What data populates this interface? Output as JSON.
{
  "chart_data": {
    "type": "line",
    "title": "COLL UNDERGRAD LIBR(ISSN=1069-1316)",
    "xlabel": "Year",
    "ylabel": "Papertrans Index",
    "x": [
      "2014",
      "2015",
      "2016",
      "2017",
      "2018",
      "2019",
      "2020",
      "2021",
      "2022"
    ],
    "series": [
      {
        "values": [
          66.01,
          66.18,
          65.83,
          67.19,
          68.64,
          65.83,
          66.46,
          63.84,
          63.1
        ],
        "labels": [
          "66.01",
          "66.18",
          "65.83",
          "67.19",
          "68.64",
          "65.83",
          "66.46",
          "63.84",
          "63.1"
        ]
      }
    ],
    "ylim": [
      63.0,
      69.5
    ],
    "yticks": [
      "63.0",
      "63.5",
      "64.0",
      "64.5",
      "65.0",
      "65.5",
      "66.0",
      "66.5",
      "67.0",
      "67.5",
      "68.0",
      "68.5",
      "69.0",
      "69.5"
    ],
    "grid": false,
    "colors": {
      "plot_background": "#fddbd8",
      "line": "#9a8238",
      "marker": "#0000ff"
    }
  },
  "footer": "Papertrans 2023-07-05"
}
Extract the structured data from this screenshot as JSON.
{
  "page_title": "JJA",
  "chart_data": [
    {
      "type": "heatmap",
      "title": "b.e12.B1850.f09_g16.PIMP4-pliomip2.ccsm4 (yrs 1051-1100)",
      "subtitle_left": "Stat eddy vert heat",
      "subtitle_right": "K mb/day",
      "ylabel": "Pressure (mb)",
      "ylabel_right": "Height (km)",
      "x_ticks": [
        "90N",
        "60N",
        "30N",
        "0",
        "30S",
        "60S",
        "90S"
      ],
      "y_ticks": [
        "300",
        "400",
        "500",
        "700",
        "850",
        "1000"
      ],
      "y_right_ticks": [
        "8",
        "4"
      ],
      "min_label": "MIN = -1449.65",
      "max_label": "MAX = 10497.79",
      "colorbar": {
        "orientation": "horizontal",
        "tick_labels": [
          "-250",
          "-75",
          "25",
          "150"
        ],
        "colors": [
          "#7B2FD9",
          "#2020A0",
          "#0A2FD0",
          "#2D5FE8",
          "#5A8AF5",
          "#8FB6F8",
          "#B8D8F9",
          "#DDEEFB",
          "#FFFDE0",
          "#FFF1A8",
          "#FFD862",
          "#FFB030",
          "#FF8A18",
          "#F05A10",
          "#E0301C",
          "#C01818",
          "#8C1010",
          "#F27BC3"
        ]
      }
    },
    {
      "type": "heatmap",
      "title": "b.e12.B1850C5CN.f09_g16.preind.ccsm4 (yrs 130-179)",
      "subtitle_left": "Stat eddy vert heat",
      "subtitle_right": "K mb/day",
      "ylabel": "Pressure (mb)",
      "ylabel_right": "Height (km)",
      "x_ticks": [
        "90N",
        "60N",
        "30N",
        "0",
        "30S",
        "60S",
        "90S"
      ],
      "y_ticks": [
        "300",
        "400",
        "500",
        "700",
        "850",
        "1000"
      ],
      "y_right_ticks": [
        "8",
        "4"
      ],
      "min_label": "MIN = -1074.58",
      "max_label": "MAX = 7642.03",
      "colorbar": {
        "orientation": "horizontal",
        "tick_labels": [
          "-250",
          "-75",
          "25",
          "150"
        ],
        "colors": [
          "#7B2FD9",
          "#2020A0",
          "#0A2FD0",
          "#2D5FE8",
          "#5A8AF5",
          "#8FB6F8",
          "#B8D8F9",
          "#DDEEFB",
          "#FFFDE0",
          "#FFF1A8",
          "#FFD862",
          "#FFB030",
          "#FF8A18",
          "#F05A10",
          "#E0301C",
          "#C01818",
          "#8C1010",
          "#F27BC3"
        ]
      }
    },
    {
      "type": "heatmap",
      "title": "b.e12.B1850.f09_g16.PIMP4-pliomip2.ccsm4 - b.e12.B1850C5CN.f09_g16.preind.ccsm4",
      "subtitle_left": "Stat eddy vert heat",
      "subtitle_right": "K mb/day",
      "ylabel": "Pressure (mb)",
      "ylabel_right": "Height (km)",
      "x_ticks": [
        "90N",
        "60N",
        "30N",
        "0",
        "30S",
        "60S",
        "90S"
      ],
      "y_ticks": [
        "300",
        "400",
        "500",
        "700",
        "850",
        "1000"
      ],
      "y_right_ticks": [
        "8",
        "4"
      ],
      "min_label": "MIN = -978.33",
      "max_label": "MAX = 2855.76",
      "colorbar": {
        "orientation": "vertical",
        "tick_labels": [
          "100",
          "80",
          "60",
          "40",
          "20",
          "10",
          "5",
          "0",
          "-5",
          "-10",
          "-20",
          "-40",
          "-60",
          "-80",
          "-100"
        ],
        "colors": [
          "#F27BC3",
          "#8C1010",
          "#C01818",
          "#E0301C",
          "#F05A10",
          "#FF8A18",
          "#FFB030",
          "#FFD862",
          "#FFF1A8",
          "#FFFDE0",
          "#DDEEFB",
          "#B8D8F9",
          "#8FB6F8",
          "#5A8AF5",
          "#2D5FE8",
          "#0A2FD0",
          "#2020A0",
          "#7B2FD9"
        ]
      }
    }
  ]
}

· · ·

* _What the exercise asks_:
What is the number of lines in the listing that contain the string "this"? Reply with that number alone.

* _Expected answer_:
2